- Task data -

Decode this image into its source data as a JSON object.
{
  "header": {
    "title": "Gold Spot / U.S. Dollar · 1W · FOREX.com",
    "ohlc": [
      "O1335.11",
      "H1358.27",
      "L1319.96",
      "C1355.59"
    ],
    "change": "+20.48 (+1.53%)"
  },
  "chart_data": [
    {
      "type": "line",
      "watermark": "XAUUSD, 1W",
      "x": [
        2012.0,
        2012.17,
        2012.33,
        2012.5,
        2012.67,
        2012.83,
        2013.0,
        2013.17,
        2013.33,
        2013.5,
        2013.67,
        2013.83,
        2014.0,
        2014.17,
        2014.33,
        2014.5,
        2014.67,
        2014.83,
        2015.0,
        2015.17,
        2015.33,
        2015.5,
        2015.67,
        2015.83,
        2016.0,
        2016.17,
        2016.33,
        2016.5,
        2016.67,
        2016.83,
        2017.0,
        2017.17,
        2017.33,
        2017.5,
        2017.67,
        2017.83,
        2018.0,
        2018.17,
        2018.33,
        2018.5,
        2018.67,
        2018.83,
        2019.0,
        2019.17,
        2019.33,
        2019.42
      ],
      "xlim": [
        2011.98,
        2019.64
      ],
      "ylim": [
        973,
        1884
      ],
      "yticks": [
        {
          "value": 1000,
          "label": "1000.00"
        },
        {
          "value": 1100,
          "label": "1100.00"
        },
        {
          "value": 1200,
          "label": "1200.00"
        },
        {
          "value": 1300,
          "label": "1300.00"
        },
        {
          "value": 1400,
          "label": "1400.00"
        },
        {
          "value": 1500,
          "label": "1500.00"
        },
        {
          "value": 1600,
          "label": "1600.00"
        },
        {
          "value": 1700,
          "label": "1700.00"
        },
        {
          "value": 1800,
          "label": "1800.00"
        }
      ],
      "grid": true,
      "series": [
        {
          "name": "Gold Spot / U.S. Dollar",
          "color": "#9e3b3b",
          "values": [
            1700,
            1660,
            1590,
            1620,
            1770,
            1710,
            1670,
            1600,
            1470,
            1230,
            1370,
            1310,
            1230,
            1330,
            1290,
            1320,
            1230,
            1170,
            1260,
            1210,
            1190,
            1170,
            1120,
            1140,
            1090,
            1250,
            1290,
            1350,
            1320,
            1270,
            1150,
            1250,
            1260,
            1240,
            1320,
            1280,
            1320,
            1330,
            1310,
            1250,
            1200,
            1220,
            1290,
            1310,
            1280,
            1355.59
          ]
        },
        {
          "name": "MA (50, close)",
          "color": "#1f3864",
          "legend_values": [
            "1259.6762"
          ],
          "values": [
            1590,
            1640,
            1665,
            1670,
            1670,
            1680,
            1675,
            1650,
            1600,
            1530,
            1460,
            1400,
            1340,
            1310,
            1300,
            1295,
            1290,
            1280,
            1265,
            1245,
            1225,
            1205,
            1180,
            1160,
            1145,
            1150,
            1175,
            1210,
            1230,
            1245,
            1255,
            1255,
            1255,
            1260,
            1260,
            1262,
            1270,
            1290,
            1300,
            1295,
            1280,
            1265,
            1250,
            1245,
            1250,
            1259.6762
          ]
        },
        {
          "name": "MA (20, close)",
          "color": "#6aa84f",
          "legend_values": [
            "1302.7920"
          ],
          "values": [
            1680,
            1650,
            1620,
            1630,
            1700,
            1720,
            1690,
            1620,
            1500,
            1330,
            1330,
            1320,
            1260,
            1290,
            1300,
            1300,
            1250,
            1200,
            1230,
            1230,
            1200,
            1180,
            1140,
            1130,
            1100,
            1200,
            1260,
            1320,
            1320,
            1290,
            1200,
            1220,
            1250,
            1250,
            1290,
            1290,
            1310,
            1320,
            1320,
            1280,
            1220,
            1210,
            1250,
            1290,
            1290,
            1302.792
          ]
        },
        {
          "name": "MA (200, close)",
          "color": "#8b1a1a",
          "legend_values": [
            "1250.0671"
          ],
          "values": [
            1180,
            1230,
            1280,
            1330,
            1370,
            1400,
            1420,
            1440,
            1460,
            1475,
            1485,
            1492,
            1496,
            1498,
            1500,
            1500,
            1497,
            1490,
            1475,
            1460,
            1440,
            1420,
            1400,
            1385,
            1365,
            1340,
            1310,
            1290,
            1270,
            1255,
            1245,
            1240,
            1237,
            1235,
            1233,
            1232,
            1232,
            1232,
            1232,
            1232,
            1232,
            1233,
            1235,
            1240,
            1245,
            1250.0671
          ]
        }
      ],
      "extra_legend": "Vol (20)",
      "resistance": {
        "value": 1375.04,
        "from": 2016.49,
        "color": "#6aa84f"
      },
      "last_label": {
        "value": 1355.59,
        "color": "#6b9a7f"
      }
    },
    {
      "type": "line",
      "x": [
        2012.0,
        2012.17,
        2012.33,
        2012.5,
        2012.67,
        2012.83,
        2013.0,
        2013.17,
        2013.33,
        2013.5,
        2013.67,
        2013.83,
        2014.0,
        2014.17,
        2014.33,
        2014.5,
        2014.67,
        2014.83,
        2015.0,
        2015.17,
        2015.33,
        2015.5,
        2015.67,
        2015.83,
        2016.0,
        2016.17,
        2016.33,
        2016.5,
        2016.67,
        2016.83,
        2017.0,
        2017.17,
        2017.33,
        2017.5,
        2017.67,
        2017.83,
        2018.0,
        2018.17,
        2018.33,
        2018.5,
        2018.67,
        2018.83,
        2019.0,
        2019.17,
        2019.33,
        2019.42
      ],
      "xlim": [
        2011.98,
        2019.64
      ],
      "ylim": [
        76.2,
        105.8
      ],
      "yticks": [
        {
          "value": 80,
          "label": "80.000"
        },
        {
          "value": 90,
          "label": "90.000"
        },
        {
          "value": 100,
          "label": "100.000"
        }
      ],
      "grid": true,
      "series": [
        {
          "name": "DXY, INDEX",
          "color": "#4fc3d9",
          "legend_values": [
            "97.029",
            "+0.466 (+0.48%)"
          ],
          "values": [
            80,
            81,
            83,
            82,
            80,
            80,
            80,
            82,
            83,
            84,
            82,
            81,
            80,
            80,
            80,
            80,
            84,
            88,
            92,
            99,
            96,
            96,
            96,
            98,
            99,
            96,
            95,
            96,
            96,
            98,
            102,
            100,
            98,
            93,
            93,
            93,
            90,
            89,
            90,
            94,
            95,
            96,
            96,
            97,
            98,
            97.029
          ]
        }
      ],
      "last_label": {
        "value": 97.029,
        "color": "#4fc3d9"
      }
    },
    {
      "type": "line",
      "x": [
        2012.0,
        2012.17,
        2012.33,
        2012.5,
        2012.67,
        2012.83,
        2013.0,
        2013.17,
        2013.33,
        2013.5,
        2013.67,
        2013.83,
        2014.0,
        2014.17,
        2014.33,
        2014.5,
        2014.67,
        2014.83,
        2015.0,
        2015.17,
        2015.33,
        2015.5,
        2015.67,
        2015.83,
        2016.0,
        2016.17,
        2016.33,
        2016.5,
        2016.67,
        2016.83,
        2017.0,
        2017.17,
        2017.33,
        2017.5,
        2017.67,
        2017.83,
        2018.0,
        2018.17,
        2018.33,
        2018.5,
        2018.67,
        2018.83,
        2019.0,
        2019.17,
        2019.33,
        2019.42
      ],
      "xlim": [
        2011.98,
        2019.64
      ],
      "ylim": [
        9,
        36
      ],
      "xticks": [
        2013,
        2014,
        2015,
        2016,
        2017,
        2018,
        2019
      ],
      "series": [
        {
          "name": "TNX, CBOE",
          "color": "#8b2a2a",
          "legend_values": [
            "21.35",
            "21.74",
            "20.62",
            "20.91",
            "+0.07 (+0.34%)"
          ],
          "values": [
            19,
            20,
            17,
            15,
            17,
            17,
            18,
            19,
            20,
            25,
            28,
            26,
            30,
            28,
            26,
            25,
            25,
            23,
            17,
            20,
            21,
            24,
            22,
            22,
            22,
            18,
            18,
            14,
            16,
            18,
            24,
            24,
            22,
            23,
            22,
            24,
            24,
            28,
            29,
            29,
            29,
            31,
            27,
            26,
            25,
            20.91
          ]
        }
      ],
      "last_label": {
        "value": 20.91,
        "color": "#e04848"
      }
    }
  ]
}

- Instructions for the task -
Search the listing for the string "Gold". Copy each line where it turns up.

- Complete output -
    "title": "Gold Spot / U.S. Dollar · 1W · FOREX.com",
          "name": "Gold Spot / U.S. Dollar",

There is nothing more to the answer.